- WHAT YOU HAVE TO DO -
Copy exactly, and only, the lines from the one with "What text is on this page?" to the end of the listing; omit pictures.

- INPUT DATA -
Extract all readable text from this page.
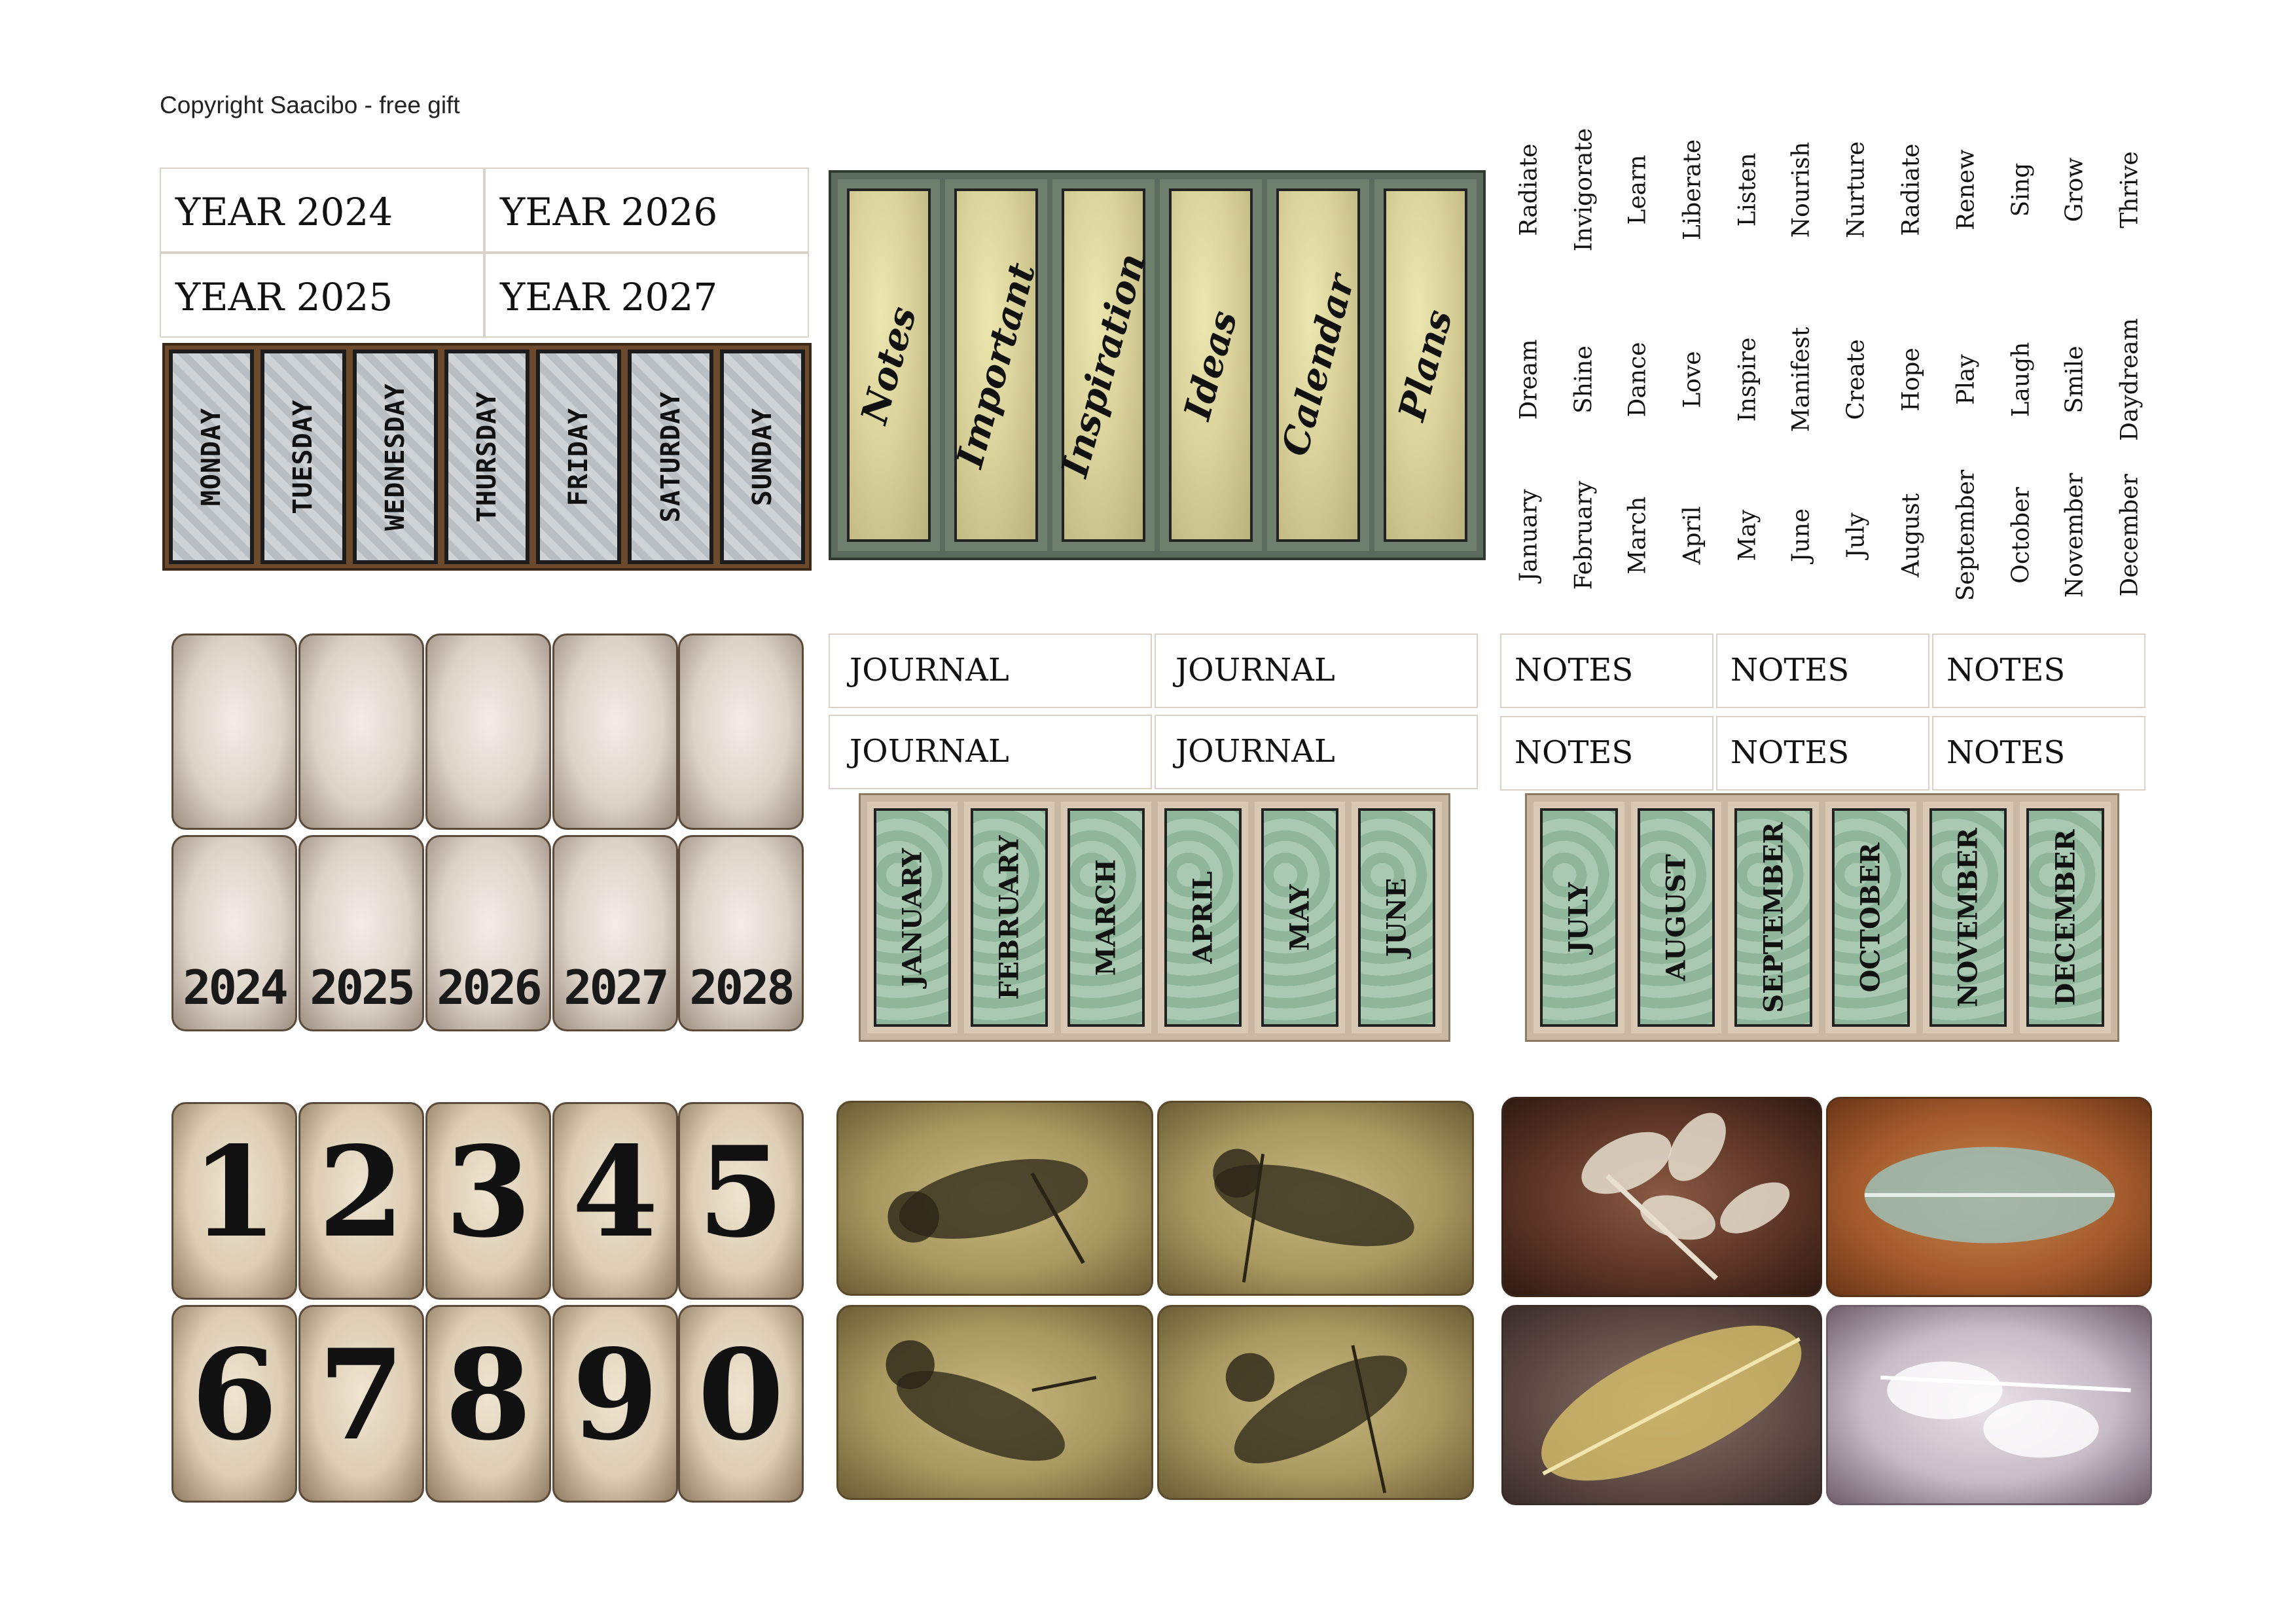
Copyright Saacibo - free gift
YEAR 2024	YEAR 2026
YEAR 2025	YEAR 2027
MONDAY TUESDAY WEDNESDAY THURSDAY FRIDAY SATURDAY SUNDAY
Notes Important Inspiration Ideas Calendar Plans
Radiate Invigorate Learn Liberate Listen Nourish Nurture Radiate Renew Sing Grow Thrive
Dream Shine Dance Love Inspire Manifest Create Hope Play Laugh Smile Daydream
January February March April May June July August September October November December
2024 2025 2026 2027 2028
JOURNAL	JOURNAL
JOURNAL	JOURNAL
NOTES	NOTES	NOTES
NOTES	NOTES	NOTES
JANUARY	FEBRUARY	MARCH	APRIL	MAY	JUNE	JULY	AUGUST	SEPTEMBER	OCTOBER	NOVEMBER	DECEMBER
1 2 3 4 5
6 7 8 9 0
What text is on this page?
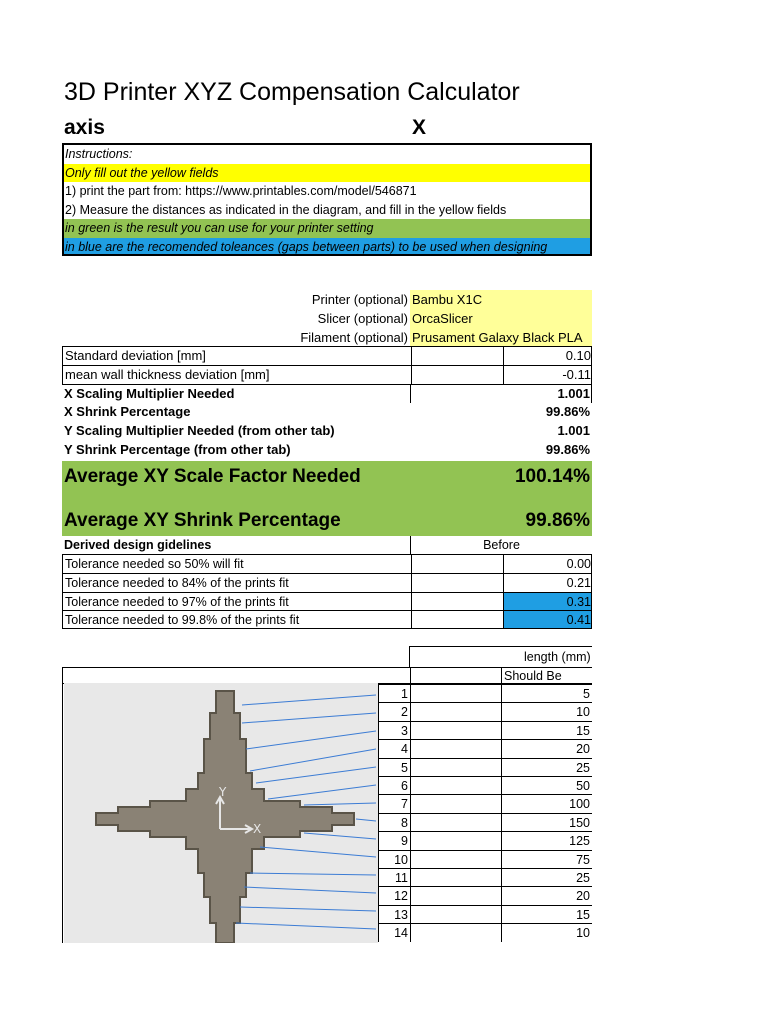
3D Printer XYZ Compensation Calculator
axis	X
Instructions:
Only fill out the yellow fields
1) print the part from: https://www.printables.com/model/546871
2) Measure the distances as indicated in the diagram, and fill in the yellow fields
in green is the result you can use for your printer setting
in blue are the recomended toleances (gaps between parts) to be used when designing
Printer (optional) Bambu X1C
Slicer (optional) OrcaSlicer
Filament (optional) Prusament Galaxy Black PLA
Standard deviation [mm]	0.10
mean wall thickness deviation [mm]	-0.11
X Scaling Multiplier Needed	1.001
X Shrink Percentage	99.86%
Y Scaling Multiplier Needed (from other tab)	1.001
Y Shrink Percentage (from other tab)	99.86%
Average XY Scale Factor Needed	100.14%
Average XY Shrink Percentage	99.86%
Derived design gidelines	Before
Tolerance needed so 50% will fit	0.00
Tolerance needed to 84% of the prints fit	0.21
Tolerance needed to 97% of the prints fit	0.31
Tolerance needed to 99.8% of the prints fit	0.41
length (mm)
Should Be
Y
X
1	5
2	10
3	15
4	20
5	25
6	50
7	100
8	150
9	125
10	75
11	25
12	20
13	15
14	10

- TASK RESULT -
What text is on this page?
3D Printer XYZ Compensation Calculator
axis	X
Instructions:
Only fill out the yellow fields
1) print the part from: https://www.printables.com/model/546871
2) Measure the distances as indicated in the diagram, and fill in the yellow fields
in green is the result you can use for your printer setting
in blue are the recomended toleances (gaps between parts) to be used when designing
Printer (optional) Bambu X1C
Slicer (optional) OrcaSlicer
Filament (optional) Prusament Galaxy Black PLA
Standard deviation [mm]	0.10
mean wall thickness deviation [mm]	-0.11
X Scaling Multiplier Needed	1.001
X Shrink Percentage	99.86%
Y Scaling Multiplier Needed (from other tab)	1.001
Y Shrink Percentage (from other tab)	99.86%
Average XY Scale Factor Needed	100.14%
Average XY Shrink Percentage	99.86%
Derived design gidelines	Before
Tolerance needed so 50% will fit	0.00
Tolerance needed to 84% of the prints fit	0.21
Tolerance needed to 97% of the prints fit	0.31
Tolerance needed to 99.8% of the prints fit	0.41
length (mm)
Should Be
Y
X
1	5
2	10
3	15
4	20
5	25
6	50
7	100
8	150
9	125
10	75
11	25
12	20
13	15
14	10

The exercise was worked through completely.